The records
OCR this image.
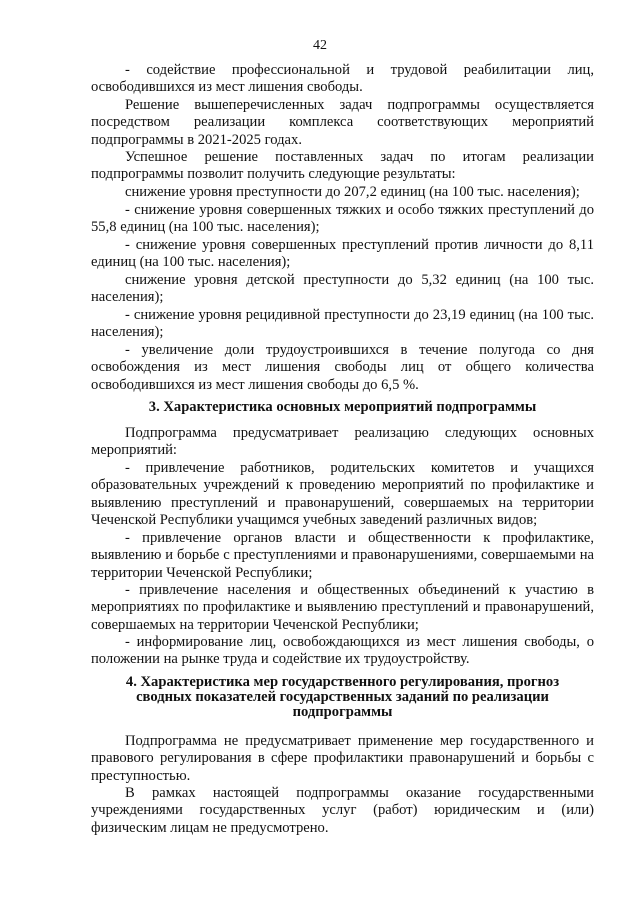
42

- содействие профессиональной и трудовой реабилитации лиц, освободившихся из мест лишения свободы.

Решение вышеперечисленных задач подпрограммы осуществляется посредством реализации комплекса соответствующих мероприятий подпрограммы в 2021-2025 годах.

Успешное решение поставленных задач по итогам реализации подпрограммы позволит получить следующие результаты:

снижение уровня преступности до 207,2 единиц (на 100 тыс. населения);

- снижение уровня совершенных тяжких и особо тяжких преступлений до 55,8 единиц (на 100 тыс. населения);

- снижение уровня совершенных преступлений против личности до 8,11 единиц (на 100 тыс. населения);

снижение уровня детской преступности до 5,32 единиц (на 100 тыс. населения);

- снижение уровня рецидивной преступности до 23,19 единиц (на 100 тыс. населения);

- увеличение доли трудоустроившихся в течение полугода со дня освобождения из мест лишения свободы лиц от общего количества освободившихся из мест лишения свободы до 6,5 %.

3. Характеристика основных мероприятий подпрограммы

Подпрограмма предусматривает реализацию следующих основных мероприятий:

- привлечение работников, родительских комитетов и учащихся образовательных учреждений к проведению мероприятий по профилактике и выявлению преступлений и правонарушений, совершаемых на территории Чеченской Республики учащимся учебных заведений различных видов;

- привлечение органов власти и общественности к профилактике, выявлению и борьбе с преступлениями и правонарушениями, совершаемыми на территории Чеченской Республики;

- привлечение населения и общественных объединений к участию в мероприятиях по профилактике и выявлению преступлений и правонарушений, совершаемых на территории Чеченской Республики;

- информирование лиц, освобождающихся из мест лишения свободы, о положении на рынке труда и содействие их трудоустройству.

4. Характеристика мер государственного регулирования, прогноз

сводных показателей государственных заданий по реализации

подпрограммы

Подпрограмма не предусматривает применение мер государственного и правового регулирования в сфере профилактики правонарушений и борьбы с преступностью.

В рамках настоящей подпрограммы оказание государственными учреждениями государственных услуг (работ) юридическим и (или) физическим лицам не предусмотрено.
--
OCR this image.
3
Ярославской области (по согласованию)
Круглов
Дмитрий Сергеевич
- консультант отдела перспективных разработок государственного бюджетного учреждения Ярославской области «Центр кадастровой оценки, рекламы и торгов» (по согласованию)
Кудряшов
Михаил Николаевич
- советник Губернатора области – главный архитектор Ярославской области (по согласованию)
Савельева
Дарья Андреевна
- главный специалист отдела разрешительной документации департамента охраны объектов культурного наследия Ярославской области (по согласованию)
* * *
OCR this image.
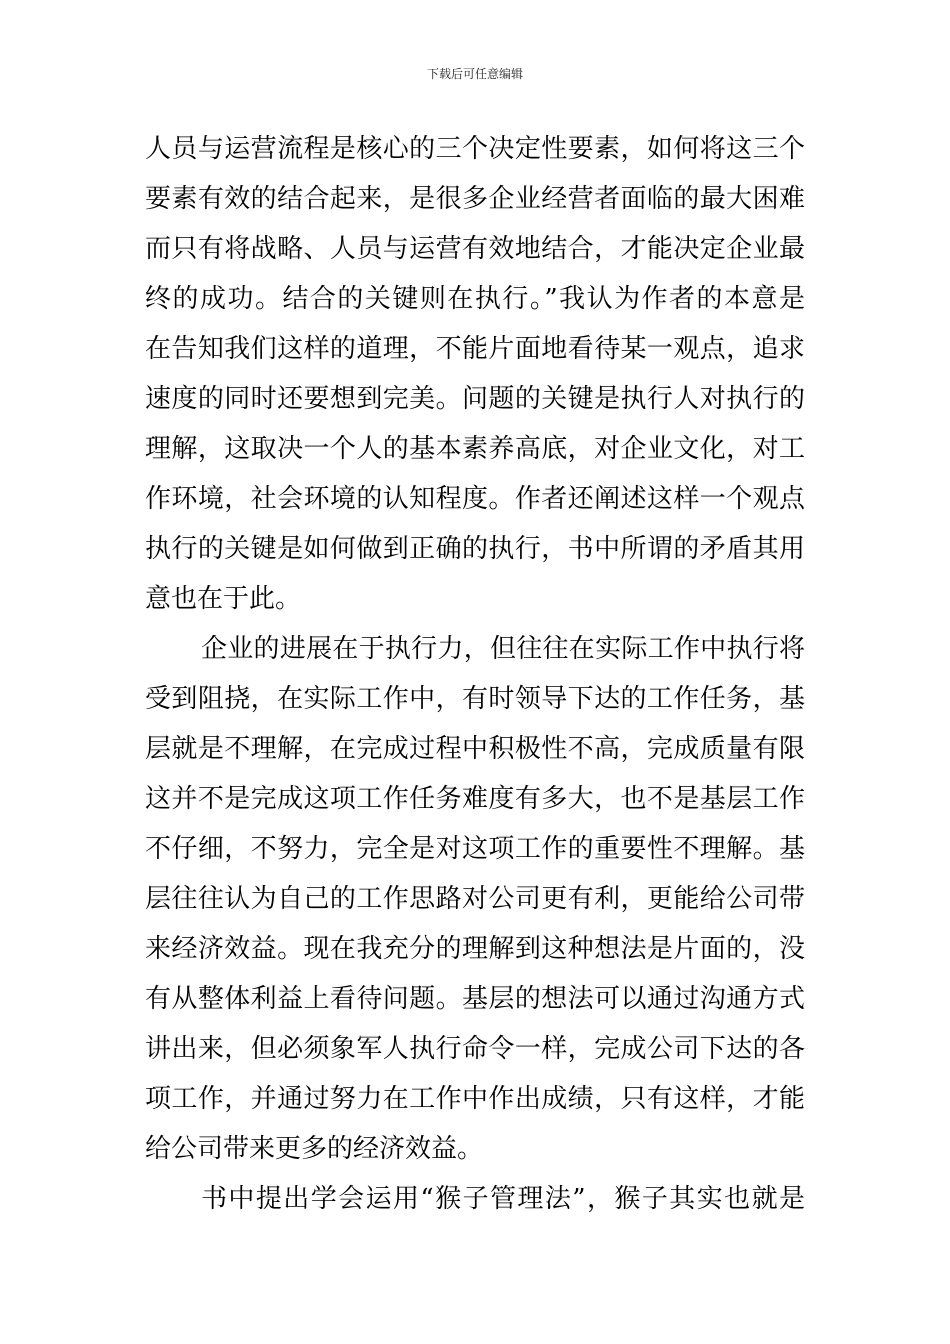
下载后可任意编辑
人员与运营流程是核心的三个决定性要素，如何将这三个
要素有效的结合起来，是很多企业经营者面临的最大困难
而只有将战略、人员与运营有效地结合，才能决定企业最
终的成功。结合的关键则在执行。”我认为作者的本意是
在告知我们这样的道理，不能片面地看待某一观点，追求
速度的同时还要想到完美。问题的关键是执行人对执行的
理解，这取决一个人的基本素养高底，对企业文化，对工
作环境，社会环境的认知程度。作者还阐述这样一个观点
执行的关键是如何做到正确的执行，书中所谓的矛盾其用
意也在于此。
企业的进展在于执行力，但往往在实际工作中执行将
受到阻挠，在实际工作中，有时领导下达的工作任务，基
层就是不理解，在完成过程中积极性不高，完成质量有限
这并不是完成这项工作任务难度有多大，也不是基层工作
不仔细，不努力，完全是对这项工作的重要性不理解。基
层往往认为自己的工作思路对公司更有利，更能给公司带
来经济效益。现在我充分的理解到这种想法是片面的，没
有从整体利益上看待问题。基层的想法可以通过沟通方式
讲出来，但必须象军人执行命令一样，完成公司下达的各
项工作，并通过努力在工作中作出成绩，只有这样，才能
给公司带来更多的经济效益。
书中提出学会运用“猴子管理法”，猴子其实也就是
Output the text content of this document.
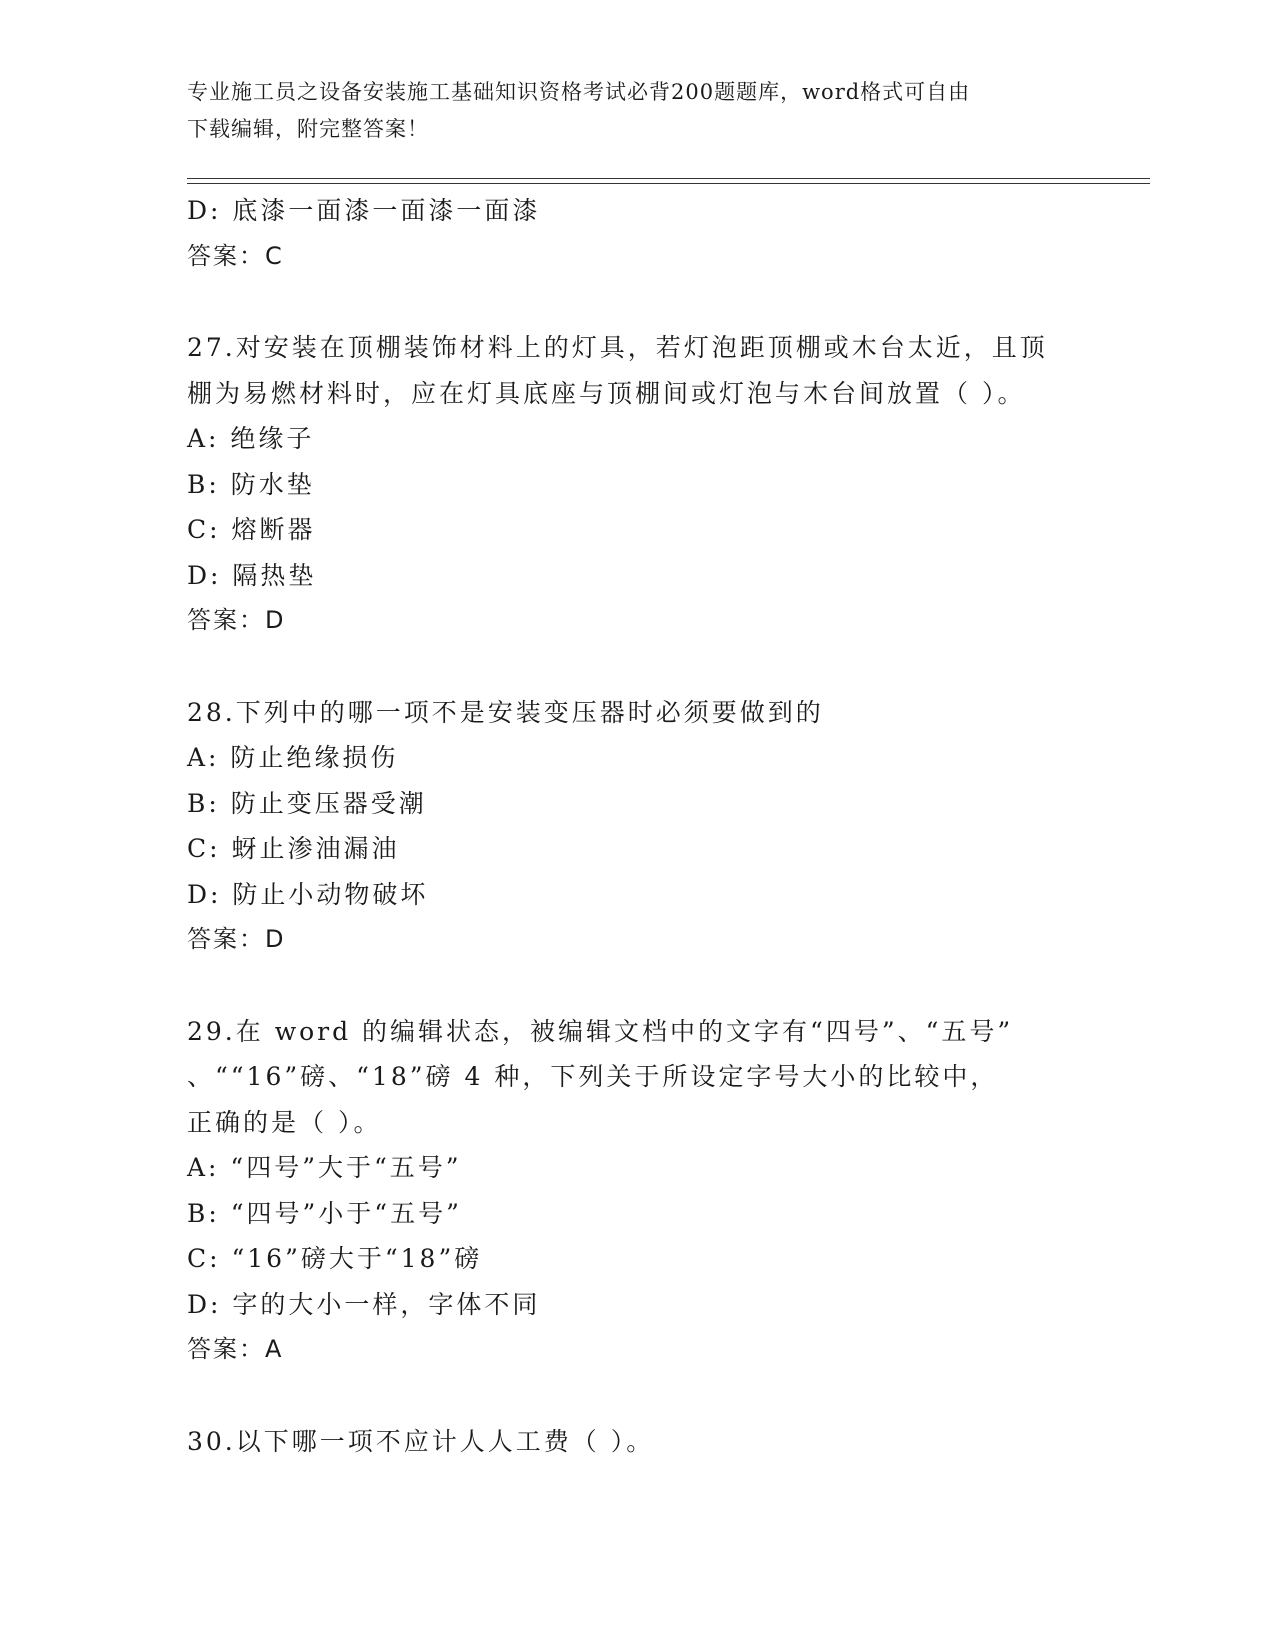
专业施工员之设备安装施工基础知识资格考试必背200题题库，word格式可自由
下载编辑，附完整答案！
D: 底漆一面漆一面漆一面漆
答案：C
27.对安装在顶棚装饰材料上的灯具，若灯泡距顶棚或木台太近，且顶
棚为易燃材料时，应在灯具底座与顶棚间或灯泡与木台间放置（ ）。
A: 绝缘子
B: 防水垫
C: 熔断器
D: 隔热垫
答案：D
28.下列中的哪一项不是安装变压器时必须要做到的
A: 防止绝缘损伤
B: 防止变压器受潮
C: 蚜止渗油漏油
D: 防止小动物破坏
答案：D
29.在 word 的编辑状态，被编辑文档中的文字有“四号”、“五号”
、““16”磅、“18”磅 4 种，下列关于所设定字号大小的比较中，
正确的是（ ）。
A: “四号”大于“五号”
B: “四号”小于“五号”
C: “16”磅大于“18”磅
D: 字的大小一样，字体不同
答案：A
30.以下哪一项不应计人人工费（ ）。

Problem statement
Which lines above contain the word "содействие"? Copy each of them.

Correct output
- содействие профессиональной и трудовой реабилитации лиц, освободившихся из мест лишения свободы.
- информирование лиц, освобождающихся из мест лишения свободы, о положении на рынке труда и содействие их трудоустройству.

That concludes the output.